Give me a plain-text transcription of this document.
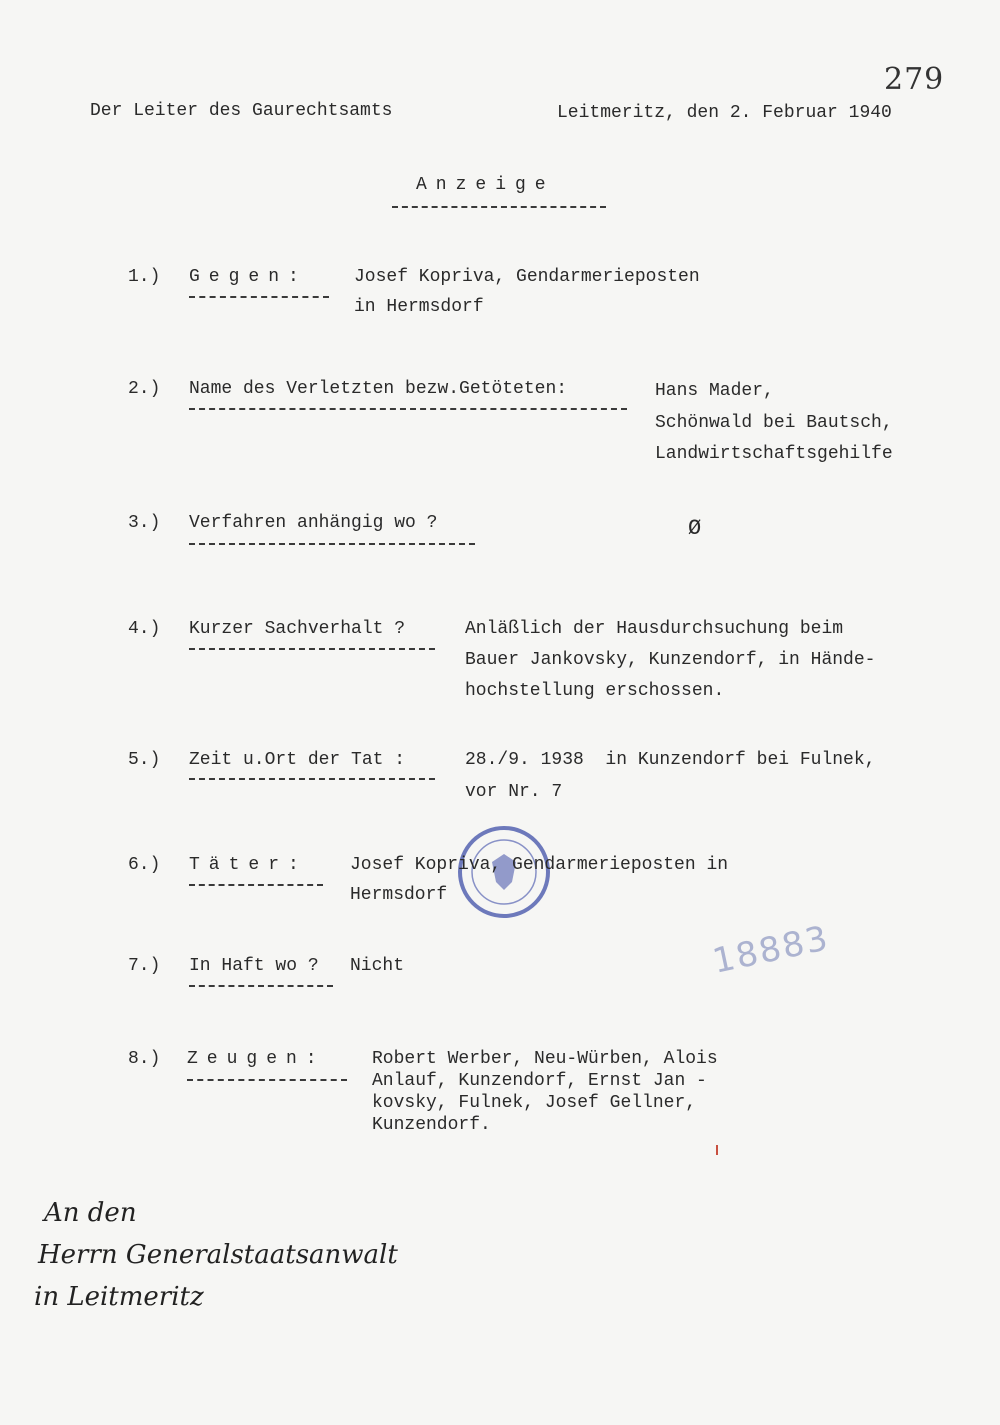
279
Der Leiter des Gaurechtsamts	Leitmeritz, den 2. Februar 1940
Anzeige
1.) Gegen:	Josef Kopriva, Gendarmerieposten
in Hermsdorf
2.) Name des Verletzten bezw.Getöteten:	Hans Mader,
Schönwald bei Bautsch,
Landwirtschaftsgehilfe
3.) Verfahren anhängig wo ?	Ø
4.) Kurzer Sachverhalt ?	Anläßlich der Hausdurchsuchung beim
Bauer Jankovsky, Kunzendorf, in Hände-
hochstellung erschossen.
5.) Zeit u.Ort der Tat :	28./9. 1938  in Kunzendorf bei Fulnek,
vor Nr. 7
6.) Täter: Josef Kopriva, Gendarmerieposten in
Hermsdorf
18883
7.) In Haft wo ? Nicht
8.) Zeugen:	Robert Werber, Neu-Würben, Alois
Anlauf, Kunzendorf, Ernst Jan -
kovsky, Fulnek, Josef Gellner,
Kunzendorf.
An den
Herrn Generalstaatsanwalt
in Leitmeritz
━━━━━━
Exercise:
Using the records above, select and copy every line that has the word "Leitmeritz".

Output for this exercise:
Der Leiter des Gaurechtsamts	Leitmeritz, den 2. Februar 1940
in Leitmeritz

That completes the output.